* _EXERCISE GOAL_: Repeat each line exactly, leaving nothing out.

* _ITEMS_:
--------------------

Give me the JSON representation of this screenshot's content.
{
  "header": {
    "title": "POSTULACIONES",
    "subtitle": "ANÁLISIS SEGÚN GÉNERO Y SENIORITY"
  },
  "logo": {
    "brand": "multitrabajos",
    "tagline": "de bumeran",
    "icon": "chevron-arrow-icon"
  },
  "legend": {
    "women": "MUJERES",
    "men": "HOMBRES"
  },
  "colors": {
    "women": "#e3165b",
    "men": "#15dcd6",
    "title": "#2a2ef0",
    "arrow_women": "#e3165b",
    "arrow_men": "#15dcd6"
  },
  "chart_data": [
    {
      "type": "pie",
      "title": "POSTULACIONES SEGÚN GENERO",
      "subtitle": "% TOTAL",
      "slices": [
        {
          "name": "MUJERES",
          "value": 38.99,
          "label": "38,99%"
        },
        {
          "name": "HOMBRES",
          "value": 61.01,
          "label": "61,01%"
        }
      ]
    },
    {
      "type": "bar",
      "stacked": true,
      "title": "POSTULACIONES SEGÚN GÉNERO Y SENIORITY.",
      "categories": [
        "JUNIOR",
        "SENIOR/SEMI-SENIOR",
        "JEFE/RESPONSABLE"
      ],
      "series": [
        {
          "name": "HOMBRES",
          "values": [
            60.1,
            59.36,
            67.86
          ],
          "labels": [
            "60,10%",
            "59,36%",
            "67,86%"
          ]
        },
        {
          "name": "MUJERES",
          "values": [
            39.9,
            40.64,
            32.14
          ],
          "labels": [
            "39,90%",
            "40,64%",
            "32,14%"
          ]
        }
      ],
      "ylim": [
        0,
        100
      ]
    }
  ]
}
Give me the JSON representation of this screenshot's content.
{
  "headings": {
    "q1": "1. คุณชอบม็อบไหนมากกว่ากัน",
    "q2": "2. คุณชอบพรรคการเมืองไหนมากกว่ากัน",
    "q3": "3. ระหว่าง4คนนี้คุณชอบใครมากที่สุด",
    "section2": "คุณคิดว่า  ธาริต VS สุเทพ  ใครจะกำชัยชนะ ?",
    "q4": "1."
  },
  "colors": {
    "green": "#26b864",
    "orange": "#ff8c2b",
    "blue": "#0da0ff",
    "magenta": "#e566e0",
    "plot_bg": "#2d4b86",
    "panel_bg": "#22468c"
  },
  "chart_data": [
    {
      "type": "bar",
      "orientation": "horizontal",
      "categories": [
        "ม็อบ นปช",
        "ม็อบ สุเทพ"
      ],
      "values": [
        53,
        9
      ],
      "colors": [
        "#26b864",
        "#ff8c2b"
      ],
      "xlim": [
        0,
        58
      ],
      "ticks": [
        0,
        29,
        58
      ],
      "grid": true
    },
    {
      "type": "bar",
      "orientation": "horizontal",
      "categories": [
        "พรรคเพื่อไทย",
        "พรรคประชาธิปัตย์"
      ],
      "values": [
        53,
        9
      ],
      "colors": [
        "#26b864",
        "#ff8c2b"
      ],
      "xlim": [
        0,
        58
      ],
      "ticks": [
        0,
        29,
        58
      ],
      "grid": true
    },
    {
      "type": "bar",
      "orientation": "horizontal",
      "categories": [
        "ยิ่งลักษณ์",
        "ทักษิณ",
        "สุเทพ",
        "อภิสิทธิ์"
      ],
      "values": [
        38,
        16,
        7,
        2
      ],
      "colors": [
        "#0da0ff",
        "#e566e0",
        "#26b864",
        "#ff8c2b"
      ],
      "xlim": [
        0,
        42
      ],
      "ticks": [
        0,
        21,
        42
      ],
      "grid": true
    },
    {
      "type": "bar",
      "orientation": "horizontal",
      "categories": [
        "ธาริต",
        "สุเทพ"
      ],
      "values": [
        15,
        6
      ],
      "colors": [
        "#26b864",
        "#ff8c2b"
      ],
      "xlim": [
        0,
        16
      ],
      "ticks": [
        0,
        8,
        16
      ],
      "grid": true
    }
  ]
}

--------------------

* _ANSWER TO THIS TASK_:
Give me the JSON representation of this screenshot's content.
{
  "header": {
    "title": "POSTULACIONES",
    "subtitle": "ANÁLISIS SEGÚN GÉNERO Y SENIORITY"
  },
  "logo": {
    "brand": "multitrabajos",
    "tagline": "de bumeran",
    "icon": "chevron-arrow-icon"
  },
  "legend": {
    "women": "MUJERES",
    "men": "HOMBRES"
  },
  "colors": {
    "women": "#e3165b",
    "men": "#15dcd6",
    "title": "#2a2ef0",
    "arrow_women": "#e3165b",
    "arrow_men": "#15dcd6"
  },
  "chart_data": [
    {
      "type": "pie",
      "title": "POSTULACIONES SEGÚN GENERO",
      "subtitle": "% TOTAL",
      "slices": [
        {
          "name": "MUJERES",
          "value": 38.99,
          "label": "38,99%"
        },
        {
          "name": "HOMBRES",
          "value": 61.01,
          "label": "61,01%"
        }
      ]
    },
    {
      "type": "bar",
      "stacked": true,
      "title": "POSTULACIONES SEGÚN GÉNERO Y SENIORITY.",
      "categories": [
        "JUNIOR",
        "SENIOR/SEMI-SENIOR",
        "JEFE/RESPONSABLE"
      ],
      "series": [
        {
          "name": "HOMBRES",
          "values": [
            60.1,
            59.36,
            67.86
          ],
          "labels": [
            "60,10%",
            "59,36%",
            "67,86%"
          ]
        },
        {
          "name": "MUJERES",
          "values": [
            39.9,
            40.64,
            32.14
          ],
          "labels": [
            "39,90%",
            "40,64%",
            "32,14%"
          ]
        }
      ],
      "ylim": [
        0,
        100
      ]
    }
  ]
}
Give me the JSON representation of this screenshot's content.
{
  "headings": {
    "q1": "1. คุณชอบม็อบไหนมากกว่ากัน",
    "q2": "2. คุณชอบพรรคการเมืองไหนมากกว่ากัน",
    "q3": "3. ระหว่าง4คนนี้คุณชอบใครมากที่สุด",
    "section2": "คุณคิดว่า  ธาริต VS สุเทพ  ใครจะกำชัยชนะ ?",
    "q4": "1."
  },
  "colors": {
    "green": "#26b864",
    "orange": "#ff8c2b",
    "blue": "#0da0ff",
    "magenta": "#e566e0",
    "plot_bg": "#2d4b86",
    "panel_bg": "#22468c"
  },
  "chart_data": [
    {
      "type": "bar",
      "orientation": "horizontal",
      "categories": [
        "ม็อบ นปช",
        "ม็อบ สุเทพ"
      ],
      "values": [
        53,
        9
      ],
      "colors": [
        "#26b864",
        "#ff8c2b"
      ],
      "xlim": [
        0,
        58
      ],
      "ticks": [
        0,
        29,
        58
      ],
      "grid": true
    },
    {
      "type": "bar",
      "orientation": "horizontal",
      "categories": [
        "พรรคเพื่อไทย",
        "พรรคประชาธิปัตย์"
      ],
      "values": [
        53,
        9
      ],
      "colors": [
        "#26b864",
        "#ff8c2b"
      ],
      "xlim": [
        0,
        58
      ],
      "ticks": [
        0,
        29,
        58
      ],
      "grid": true
    },
    {
      "type": "bar",
      "orientation": "horizontal",
      "categories": [
        "ยิ่งลักษณ์",
        "ทักษิณ",
        "สุเทพ",
        "อภิสิทธิ์"
      ],
      "values": [
        38,
        16,
        7,
        2
      ],
      "colors": [
        "#0da0ff",
        "#e566e0",
        "#26b864",
        "#ff8c2b"
      ],
      "xlim": [
        0,
        42
      ],
      "ticks": [
        0,
        21,
        42
      ],
      "grid": true
    },
    {
      "type": "bar",
      "orientation": "horizontal",
      "categories": [
        "ธาริต",
        "สุเทพ"
      ],
      "values": [
        15,
        6
      ],
      "colors": [
        "#26b864",
        "#ff8c2b"
      ],
      "xlim": [
        0,
        16
      ],
      "ticks": [
        0,
        8,
        16
      ],
      "grid": true
    }
  ]
}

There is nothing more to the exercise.